Read the data and repeat all of it exactly.

-=-=-=-=-

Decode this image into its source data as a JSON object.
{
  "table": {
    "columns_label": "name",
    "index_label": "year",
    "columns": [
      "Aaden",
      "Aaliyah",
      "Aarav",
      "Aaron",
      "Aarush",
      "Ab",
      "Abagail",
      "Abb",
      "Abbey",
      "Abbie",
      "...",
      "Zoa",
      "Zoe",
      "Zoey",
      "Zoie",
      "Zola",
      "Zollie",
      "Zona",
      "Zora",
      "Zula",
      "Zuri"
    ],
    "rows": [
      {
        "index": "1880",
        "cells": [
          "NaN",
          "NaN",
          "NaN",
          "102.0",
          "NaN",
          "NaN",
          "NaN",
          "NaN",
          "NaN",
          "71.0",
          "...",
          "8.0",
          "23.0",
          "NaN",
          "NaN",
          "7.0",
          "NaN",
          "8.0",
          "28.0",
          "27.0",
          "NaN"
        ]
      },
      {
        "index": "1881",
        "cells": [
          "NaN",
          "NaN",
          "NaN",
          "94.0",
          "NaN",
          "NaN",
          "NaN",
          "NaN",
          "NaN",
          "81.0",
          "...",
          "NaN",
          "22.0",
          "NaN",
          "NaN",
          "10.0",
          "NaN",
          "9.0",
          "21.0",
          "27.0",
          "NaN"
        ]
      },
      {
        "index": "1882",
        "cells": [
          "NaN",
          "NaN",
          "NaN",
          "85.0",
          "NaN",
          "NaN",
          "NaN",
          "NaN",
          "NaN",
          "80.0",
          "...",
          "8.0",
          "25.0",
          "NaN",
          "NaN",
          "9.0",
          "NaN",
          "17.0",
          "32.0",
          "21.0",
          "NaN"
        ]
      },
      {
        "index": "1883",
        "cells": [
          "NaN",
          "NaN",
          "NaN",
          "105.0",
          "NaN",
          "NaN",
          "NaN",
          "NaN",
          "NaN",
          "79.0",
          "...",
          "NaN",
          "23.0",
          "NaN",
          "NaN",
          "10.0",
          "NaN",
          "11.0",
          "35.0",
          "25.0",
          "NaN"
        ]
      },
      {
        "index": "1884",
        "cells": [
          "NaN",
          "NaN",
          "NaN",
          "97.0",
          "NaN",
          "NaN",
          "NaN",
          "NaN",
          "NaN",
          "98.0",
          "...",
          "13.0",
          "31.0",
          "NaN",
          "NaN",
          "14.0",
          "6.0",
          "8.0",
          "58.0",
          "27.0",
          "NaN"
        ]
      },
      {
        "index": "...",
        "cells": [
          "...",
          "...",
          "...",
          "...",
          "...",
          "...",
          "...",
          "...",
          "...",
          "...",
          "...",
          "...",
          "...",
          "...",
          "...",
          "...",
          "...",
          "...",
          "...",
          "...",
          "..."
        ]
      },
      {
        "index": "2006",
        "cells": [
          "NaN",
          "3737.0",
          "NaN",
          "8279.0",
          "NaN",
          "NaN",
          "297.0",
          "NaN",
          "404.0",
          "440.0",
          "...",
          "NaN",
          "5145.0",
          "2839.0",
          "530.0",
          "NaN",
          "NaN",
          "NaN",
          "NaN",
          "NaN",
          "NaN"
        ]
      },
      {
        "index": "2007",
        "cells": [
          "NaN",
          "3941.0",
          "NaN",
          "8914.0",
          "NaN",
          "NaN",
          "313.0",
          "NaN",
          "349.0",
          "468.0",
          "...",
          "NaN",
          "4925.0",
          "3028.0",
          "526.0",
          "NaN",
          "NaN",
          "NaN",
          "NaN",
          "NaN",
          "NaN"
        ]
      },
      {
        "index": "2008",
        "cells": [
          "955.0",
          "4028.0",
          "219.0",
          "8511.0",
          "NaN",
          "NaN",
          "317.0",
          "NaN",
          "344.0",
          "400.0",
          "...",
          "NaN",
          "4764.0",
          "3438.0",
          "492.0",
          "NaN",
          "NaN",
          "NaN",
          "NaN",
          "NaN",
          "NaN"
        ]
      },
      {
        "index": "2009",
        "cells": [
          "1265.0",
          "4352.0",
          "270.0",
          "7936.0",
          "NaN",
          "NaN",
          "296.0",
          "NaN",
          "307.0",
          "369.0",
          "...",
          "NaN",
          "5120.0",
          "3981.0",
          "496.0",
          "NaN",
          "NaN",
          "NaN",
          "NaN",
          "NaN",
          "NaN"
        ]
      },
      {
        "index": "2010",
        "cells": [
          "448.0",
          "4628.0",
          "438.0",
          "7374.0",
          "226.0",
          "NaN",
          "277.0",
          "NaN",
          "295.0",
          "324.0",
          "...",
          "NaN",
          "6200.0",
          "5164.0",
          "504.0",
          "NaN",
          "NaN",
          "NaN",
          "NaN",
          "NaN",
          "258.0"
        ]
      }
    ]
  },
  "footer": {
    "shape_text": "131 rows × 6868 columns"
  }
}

-=-=-=-=-

TASK ANSWER:
Decode this image into its source data as a JSON object.
{
  "table": {
    "columns_label": "name",
    "index_label": "year",
    "columns": [
      "Aaden",
      "Aaliyah",
      "Aarav",
      "Aaron",
      "Aarush",
      "Ab",
      "Abagail",
      "Abb",
      "Abbey",
      "Abbie",
      "...",
      "Zoa",
      "Zoe",
      "Zoey",
      "Zoie",
      "Zola",
      "Zollie",
      "Zona",
      "Zora",
      "Zula",
      "Zuri"
    ],
    "rows": [
      {
        "index": "1880",
        "cells": [
          "NaN",
          "NaN",
          "NaN",
          "102.0",
          "NaN",
          "NaN",
          "NaN",
          "NaN",
          "NaN",
          "71.0",
          "...",
          "8.0",
          "23.0",
          "NaN",
          "NaN",
          "7.0",
          "NaN",
          "8.0",
          "28.0",
          "27.0",
          "NaN"
        ]
      },
      {
        "index": "1881",
        "cells": [
          "NaN",
          "NaN",
          "NaN",
          "94.0",
          "NaN",
          "NaN",
          "NaN",
          "NaN",
          "NaN",
          "81.0",
          "...",
          "NaN",
          "22.0",
          "NaN",
          "NaN",
          "10.0",
          "NaN",
          "9.0",
          "21.0",
          "27.0",
          "NaN"
        ]
      },
      {
        "index": "1882",
        "cells": [
          "NaN",
          "NaN",
          "NaN",
          "85.0",
          "NaN",
          "NaN",
          "NaN",
          "NaN",
          "NaN",
          "80.0",
          "...",
          "8.0",
          "25.0",
          "NaN",
          "NaN",
          "9.0",
          "NaN",
          "17.0",
          "32.0",
          "21.0",
          "NaN"
        ]
      },
      {
        "index": "1883",
        "cells": [
          "NaN",
          "NaN",
          "NaN",
          "105.0",
          "NaN",
          "NaN",
          "NaN",
          "NaN",
          "NaN",
          "79.0",
          "...",
          "NaN",
          "23.0",
          "NaN",
          "NaN",
          "10.0",
          "NaN",
          "11.0",
          "35.0",
          "25.0",
          "NaN"
        ]
      },
      {
        "index": "1884",
        "cells": [
          "NaN",
          "NaN",
          "NaN",
          "97.0",
          "NaN",
          "NaN",
          "NaN",
          "NaN",
          "NaN",
          "98.0",
          "...",
          "13.0",
          "31.0",
          "NaN",
          "NaN",
          "14.0",
          "6.0",
          "8.0",
          "58.0",
          "27.0",
          "NaN"
        ]
      },
      {
        "index": "...",
        "cells": [
          "...",
          "...",
          "...",
          "...",
          "...",
          "...",
          "...",
          "...",
          "...",
          "...",
          "...",
          "...",
          "...",
          "...",
          "...",
          "...",
          "...",
          "...",
          "...",
          "...",
          "..."
        ]
      },
      {
        "index": "2006",
        "cells": [
          "NaN",
          "3737.0",
          "NaN",
          "8279.0",
          "NaN",
          "NaN",
          "297.0",
          "NaN",
          "404.0",
          "440.0",
          "...",
          "NaN",
          "5145.0",
          "2839.0",
          "530.0",
          "NaN",
          "NaN",
          "NaN",
          "NaN",
          "NaN",
          "NaN"
        ]
      },
      {
        "index": "2007",
        "cells": [
          "NaN",
          "3941.0",
          "NaN",
          "8914.0",
          "NaN",
          "NaN",
          "313.0",
          "NaN",
          "349.0",
          "468.0",
          "...",
          "NaN",
          "4925.0",
          "3028.0",
          "526.0",
          "NaN",
          "NaN",
          "NaN",
          "NaN",
          "NaN",
          "NaN"
        ]
      },
      {
        "index": "2008",
        "cells": [
          "955.0",
          "4028.0",
          "219.0",
          "8511.0",
          "NaN",
          "NaN",
          "317.0",
          "NaN",
          "344.0",
          "400.0",
          "...",
          "NaN",
          "4764.0",
          "3438.0",
          "492.0",
          "NaN",
          "NaN",
          "NaN",
          "NaN",
          "NaN",
          "NaN"
        ]
      },
      {
        "index": "2009",
        "cells": [
          "1265.0",
          "4352.0",
          "270.0",
          "7936.0",
          "NaN",
          "NaN",
          "296.0",
          "NaN",
          "307.0",
          "369.0",
          "...",
          "NaN",
          "5120.0",
          "3981.0",
          "496.0",
          "NaN",
          "NaN",
          "NaN",
          "NaN",
          "NaN",
          "NaN"
        ]
      },
      {
        "index": "2010",
        "cells": [
          "448.0",
          "4628.0",
          "438.0",
          "7374.0",
          "226.0",
          "NaN",
          "277.0",
          "NaN",
          "295.0",
          "324.0",
          "...",
          "NaN",
          "6200.0",
          "5164.0",
          "504.0",
          "NaN",
          "NaN",
          "NaN",
          "NaN",
          "NaN",
          "258.0"
        ]
      }
    ]
  },
  "footer": {
    "shape_text": "131 rows × 6868 columns"
  }
}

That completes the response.